▸ Work to be completed:
Select the lines that contain "Счет" and copy each of them.

▸ Provided information:
------------------------
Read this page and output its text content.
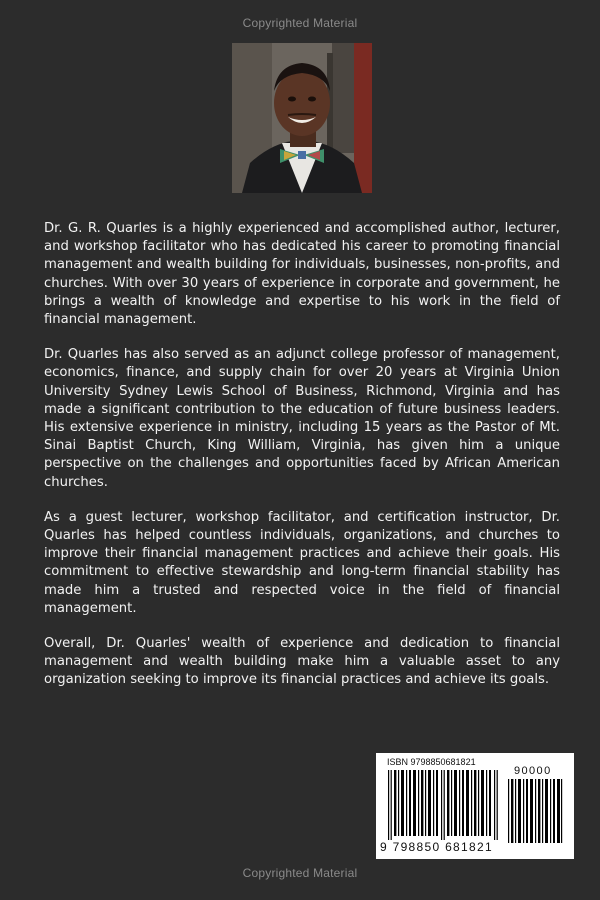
Copyrighted Material

Dr. G. R. Quarles is a highly experienced and accomplished author, lecturer, and workshop facilitator who has dedicated his career to promoting financial management and wealth building for individuals, businesses, non-profits, and churches. With over 30 years of experience in corporate and government, he brings a wealth of knowledge and expertise to his work in the field of financial management.

Dr. Quarles has also served as an adjunct college professor of management, economics, finance, and supply chain for over 20 years at Virginia Union University Sydney Lewis School of Business, Richmond, Virginia and has made a significant contribution to the education of future business leaders. His extensive experience in ministry, including 15 years as the Pastor of Mt. Sinai Baptist Church, King William, Virginia, has given him a unique perspective on the challenges and opportunities faced by African American churches.

As a guest lecturer, workshop facilitator, and certification instructor, Dr. Quarles has helped countless individuals, organizations, and churches to improve their financial management practices and achieve their goals. His commitment to effective stewardship and long-term financial stability has made him a trusted and respected voice in the field of financial management.

Overall, Dr. Quarles' wealth of experience and dedication to financial management and wealth building make him a valuable asset to any organization seeking to improve its financial practices and achieve its goals.

ISBN 9798850681821
90000
9 798850 681821
Copyrighted Material
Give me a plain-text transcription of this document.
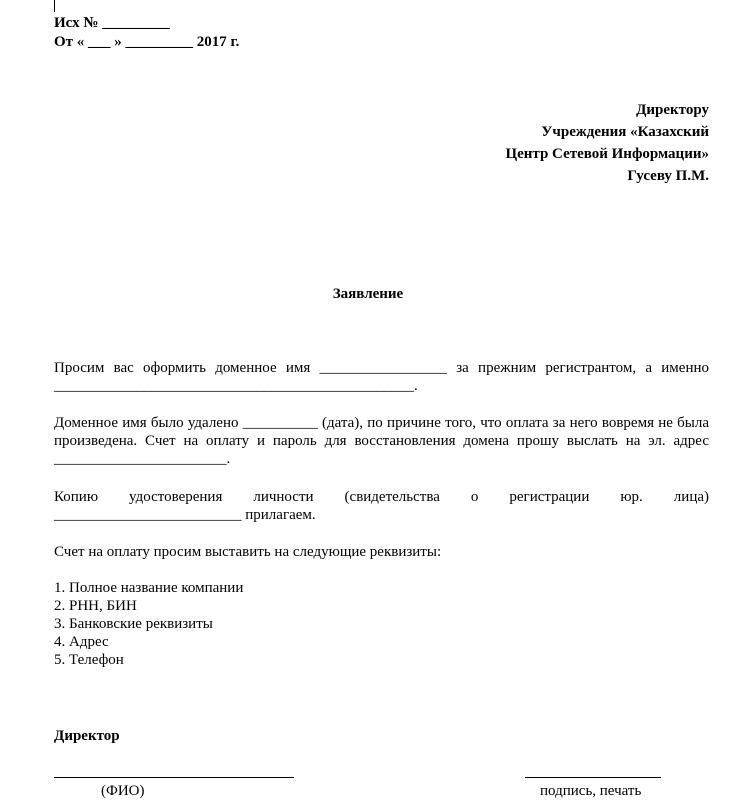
Исх № _________
От « ___ » _________ 2017 г.
Директору
Учреждения «Казахский
Центр Сетевой Информации»
Гусеву П.М.
Заявление
Просим вас оформить доменное имя _________________ за прежним регистрантом, а именно
________________________________________________.
Доменное имя было удалено __________ (дата), по причине того, что оплата за него вовремя не была произведена. Счет на оплату и пароль для восстановления домена прошу выслать на эл. адрес _______________________.
Копию удостоверения личности (свидетельства о регистрации юр. лица)
_________________________ прилагаем.
Счет на оплату просим выставить на следующие реквизиты:
1. Полное название компании
2. РНН, БИН
3. Банковские реквизиты
4. Адрес
5. Телефон
Директор
(ФИО)	подпись, печать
------------------------
▸ Exercise response:
Доменное имя было удалено __________ (дата), по причине того, что оплата за него вовремя не была произведена. Счет на оплату и пароль для восстановления домена прошу выслать на эл. адрес _______________________.
Счет на оплату просим выставить на следующие реквизиты:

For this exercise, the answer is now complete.